→ **The task**: Collect and copy out every line below that contains the string "front". The match is case-sensitive.

→ **Supplied data**:
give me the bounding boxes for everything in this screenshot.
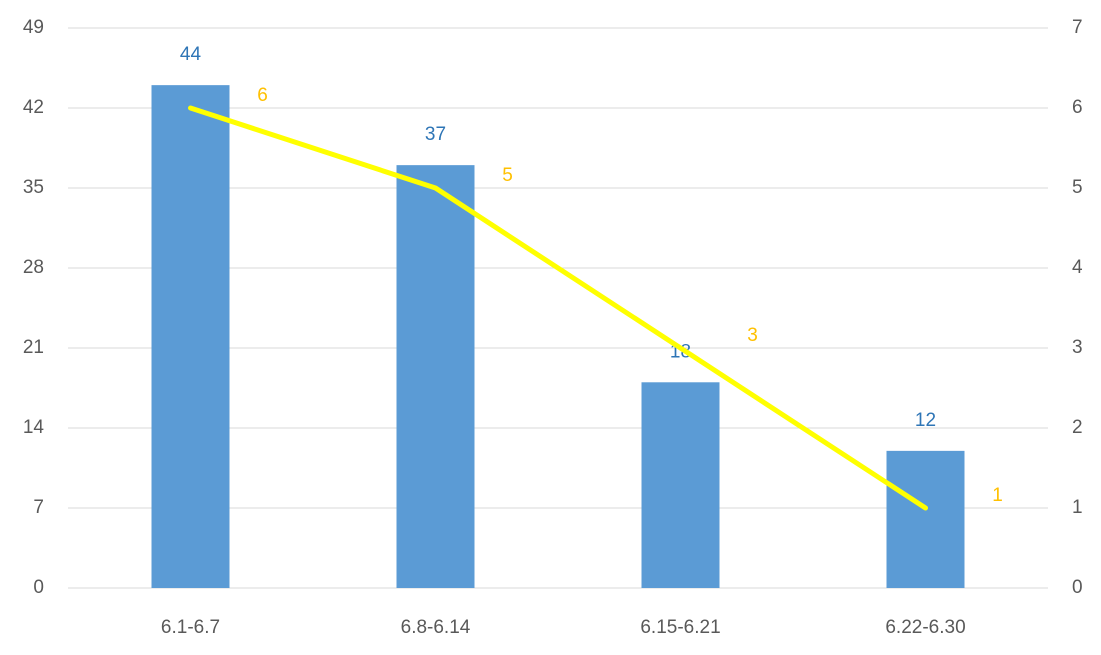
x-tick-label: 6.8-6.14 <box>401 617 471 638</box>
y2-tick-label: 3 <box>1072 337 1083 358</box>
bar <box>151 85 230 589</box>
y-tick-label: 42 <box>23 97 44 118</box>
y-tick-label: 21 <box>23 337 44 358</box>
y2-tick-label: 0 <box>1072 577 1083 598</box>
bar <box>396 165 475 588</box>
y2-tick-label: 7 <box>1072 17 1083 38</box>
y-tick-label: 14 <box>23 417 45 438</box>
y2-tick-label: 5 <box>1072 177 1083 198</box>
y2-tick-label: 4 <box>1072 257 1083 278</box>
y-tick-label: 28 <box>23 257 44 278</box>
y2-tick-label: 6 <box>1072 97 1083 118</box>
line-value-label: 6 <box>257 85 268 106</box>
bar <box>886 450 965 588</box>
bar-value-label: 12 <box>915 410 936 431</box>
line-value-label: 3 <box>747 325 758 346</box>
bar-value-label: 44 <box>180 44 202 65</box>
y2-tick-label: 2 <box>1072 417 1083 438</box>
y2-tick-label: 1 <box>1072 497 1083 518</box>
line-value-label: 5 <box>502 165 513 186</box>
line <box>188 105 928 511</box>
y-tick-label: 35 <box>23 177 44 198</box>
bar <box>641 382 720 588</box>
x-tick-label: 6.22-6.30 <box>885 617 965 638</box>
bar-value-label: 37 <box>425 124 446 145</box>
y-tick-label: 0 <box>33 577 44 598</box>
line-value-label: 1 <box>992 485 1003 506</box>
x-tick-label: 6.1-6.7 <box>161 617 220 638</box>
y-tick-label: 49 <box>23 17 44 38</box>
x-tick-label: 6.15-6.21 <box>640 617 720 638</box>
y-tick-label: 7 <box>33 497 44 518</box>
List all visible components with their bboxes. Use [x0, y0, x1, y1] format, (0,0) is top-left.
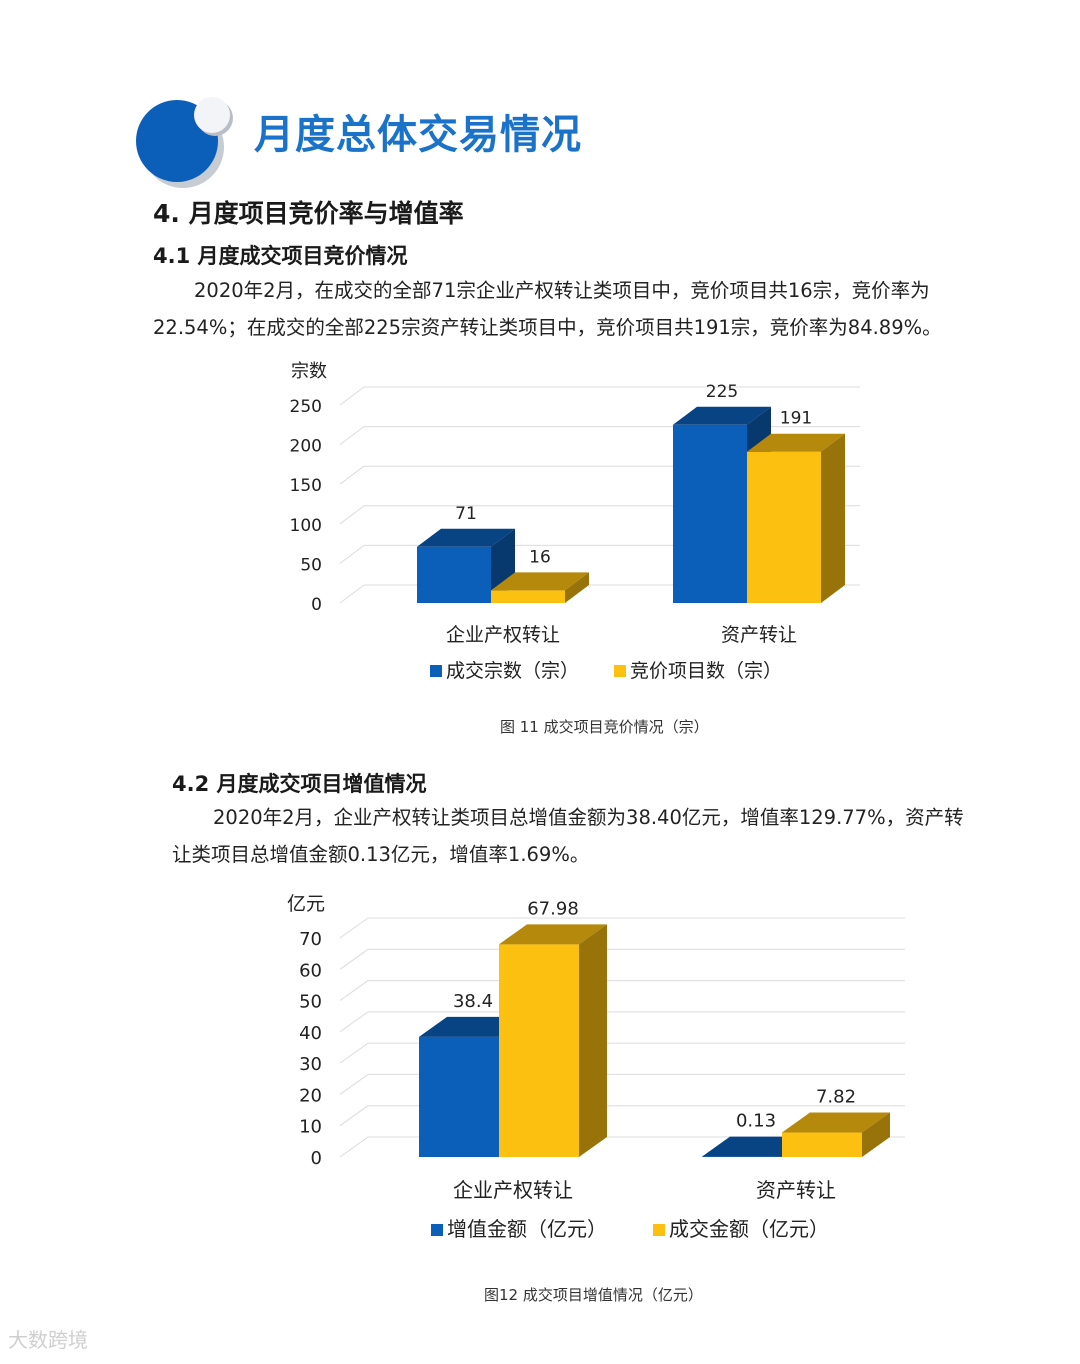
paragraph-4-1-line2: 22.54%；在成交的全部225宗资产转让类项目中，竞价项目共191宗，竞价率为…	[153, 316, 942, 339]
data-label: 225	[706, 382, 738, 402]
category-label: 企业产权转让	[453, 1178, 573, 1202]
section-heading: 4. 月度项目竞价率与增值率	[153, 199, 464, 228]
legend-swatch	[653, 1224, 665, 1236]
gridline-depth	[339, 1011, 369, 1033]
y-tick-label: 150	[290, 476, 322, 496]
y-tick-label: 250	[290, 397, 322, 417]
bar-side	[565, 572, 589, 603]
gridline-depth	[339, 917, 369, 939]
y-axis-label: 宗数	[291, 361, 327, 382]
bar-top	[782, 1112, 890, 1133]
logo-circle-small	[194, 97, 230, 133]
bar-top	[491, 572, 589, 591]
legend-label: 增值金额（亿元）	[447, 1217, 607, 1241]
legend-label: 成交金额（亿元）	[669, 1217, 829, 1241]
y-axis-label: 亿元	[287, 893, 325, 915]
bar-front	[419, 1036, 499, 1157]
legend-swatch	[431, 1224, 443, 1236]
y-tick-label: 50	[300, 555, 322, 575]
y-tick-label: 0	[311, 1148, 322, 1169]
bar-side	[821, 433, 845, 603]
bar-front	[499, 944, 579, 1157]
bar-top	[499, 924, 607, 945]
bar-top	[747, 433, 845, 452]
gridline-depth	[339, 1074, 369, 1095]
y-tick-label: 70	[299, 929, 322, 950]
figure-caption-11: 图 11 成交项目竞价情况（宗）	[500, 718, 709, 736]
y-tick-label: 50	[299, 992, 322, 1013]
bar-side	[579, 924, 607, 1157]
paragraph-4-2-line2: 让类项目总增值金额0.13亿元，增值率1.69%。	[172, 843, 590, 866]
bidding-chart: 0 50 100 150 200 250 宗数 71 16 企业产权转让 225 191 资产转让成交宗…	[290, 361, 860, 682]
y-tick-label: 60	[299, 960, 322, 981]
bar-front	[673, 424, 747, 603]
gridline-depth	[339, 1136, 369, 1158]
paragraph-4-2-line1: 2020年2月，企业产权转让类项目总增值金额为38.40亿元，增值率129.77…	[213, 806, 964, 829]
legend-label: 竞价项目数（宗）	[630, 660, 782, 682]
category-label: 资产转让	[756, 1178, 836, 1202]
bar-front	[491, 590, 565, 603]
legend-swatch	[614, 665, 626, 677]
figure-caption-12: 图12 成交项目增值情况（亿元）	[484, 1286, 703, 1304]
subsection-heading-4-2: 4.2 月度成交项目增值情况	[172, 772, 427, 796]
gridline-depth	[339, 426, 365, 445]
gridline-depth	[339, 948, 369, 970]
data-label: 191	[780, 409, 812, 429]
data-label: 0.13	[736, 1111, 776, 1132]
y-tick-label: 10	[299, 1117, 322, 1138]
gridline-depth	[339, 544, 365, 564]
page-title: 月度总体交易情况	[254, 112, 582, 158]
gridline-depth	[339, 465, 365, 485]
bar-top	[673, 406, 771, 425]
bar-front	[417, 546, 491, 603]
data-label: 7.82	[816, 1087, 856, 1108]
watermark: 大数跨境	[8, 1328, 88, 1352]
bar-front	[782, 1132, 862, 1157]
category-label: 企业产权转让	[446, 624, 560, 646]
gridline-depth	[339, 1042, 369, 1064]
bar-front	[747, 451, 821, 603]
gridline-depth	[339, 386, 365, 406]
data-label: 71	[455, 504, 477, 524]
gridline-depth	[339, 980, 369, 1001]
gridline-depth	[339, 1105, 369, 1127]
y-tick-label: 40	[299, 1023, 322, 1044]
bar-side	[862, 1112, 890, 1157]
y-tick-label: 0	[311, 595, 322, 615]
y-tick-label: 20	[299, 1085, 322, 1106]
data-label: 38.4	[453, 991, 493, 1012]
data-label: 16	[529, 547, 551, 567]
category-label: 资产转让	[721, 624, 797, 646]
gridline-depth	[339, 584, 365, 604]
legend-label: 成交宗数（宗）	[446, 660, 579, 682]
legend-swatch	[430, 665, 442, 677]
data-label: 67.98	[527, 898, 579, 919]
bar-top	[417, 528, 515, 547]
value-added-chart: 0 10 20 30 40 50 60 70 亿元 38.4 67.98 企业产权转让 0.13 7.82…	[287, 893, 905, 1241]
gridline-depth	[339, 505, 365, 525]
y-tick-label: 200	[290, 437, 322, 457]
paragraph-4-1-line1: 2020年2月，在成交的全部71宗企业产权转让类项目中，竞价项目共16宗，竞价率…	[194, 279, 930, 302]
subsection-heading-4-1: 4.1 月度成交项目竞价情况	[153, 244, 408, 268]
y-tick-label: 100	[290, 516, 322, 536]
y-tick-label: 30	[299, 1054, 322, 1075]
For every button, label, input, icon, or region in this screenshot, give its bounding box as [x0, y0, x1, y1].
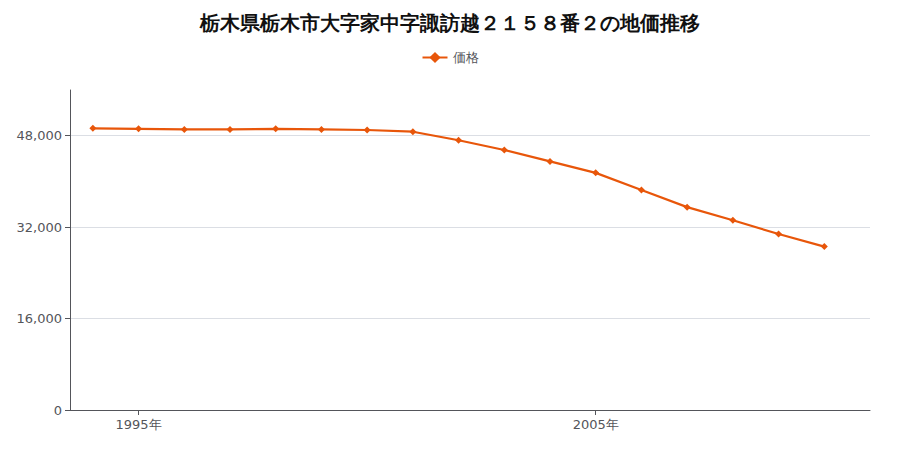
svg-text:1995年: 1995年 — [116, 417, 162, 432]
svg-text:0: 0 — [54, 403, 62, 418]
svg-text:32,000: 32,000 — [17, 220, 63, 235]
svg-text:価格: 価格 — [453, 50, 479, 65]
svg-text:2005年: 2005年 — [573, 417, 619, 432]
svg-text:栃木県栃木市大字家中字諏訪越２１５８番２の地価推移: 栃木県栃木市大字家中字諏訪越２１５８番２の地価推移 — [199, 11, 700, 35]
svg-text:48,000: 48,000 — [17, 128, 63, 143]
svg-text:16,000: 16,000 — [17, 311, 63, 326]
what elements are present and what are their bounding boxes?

→ **Exercise response**:
bar-front	[419, 1036, 499, 1157]
bar-front	[499, 944, 579, 1157]
bar-front	[673, 424, 747, 603]
bar-front	[491, 590, 565, 603]
bar-front	[417, 546, 491, 603]
bar-front	[782, 1132, 862, 1157]
bar-front	[747, 451, 821, 603]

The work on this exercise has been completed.